OBJECTIVE:
Don't copy the pictures; return every other part of the records exactly.

[Records]
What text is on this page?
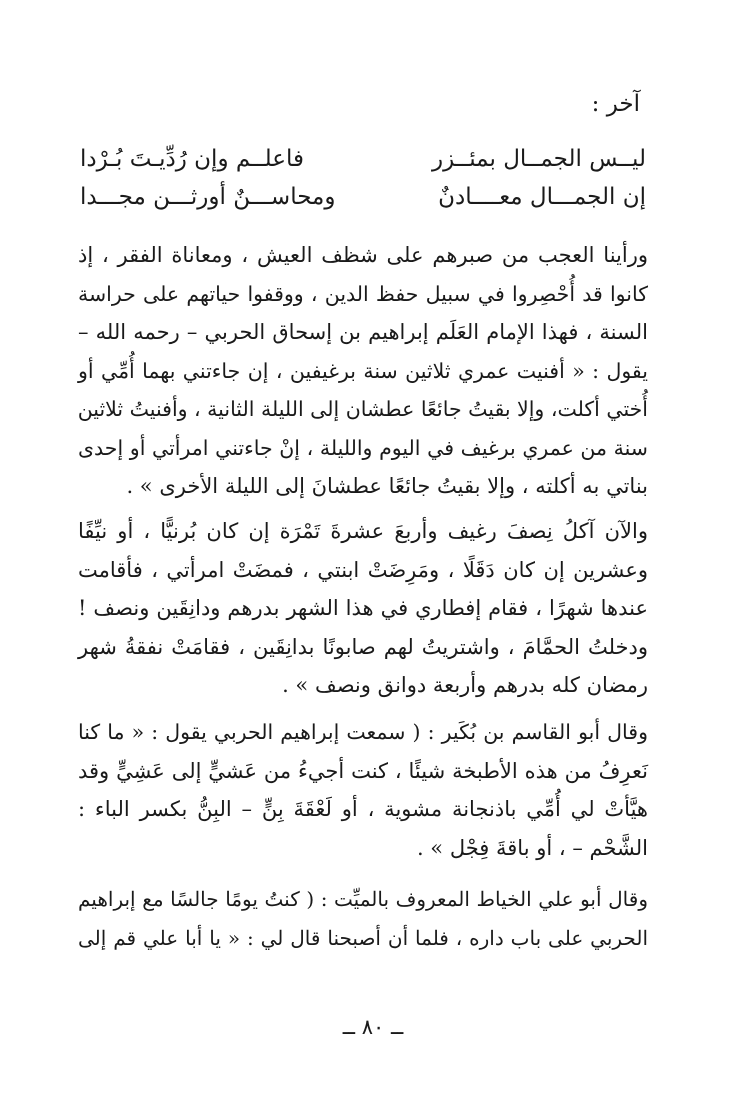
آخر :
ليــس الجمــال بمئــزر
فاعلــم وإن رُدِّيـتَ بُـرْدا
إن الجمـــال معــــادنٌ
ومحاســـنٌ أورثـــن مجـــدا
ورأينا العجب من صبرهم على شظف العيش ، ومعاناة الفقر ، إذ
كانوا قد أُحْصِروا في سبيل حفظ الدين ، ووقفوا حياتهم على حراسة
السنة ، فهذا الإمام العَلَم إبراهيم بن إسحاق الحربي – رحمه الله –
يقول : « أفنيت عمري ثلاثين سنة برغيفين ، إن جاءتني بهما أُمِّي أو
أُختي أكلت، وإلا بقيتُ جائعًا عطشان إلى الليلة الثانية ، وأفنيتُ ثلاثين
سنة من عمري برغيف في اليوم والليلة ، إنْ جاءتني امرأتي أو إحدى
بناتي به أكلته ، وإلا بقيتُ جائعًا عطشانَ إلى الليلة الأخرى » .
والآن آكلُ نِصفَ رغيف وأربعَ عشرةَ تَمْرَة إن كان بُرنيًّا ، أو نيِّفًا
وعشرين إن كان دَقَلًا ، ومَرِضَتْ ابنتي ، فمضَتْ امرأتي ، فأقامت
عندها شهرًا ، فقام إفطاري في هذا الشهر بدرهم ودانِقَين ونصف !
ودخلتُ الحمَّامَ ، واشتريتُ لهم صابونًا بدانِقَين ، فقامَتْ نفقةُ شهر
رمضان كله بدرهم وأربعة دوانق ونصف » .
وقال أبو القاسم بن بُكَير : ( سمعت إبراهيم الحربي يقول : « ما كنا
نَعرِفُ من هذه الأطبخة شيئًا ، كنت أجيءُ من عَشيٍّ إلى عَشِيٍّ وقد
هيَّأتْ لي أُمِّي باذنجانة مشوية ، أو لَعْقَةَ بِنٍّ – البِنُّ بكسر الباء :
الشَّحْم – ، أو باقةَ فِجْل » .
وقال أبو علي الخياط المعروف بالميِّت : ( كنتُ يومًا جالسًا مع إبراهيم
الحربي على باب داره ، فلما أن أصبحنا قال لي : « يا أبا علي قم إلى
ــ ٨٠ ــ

ANSWER TO THE PROBLEM:
What text is on this page?
آخر :
ليــس الجمــال بمئــزر
فاعلــم وإن رُدِّيـتَ بُـرْدا
إن الجمـــال معــــادنٌ
ومحاســـنٌ أورثـــن مجـــدا
ورأينا العجب من صبرهم على شظف العيش ، ومعاناة الفقر ، إذ
كانوا قد أُحْصِروا في سبيل حفظ الدين ، ووقفوا حياتهم على حراسة
السنة ، فهذا الإمام العَلَم إبراهيم بن إسحاق الحربي – رحمه الله –
يقول : « أفنيت عمري ثلاثين سنة برغيفين ، إن جاءتني بهما أُمِّي أو
أُختي أكلت، وإلا بقيتُ جائعًا عطشان إلى الليلة الثانية ، وأفنيتُ ثلاثين
سنة من عمري برغيف في اليوم والليلة ، إنْ جاءتني امرأتي أو إحدى
بناتي به أكلته ، وإلا بقيتُ جائعًا عطشانَ إلى الليلة الأخرى » .
والآن آكلُ نِصفَ رغيف وأربعَ عشرةَ تَمْرَة إن كان بُرنيًّا ، أو نيِّفًا
وعشرين إن كان دَقَلًا ، ومَرِضَتْ ابنتي ، فمضَتْ امرأتي ، فأقامت
عندها شهرًا ، فقام إفطاري في هذا الشهر بدرهم ودانِقَين ونصف !
ودخلتُ الحمَّامَ ، واشتريتُ لهم صابونًا بدانِقَين ، فقامَتْ نفقةُ شهر
رمضان كله بدرهم وأربعة دوانق ونصف » .
وقال أبو القاسم بن بُكَير : ( سمعت إبراهيم الحربي يقول : « ما كنا
نَعرِفُ من هذه الأطبخة شيئًا ، كنت أجيءُ من عَشيٍّ إلى عَشِيٍّ وقد
هيَّأتْ لي أُمِّي باذنجانة مشوية ، أو لَعْقَةَ بِنٍّ – البِنُّ بكسر الباء :
الشَّحْم – ، أو باقةَ فِجْل » .
وقال أبو علي الخياط المعروف بالميِّت : ( كنتُ يومًا جالسًا مع إبراهيم
الحربي على باب داره ، فلما أن أصبحنا قال لي : « يا أبا علي قم إلى
ــ ٨٠ ــ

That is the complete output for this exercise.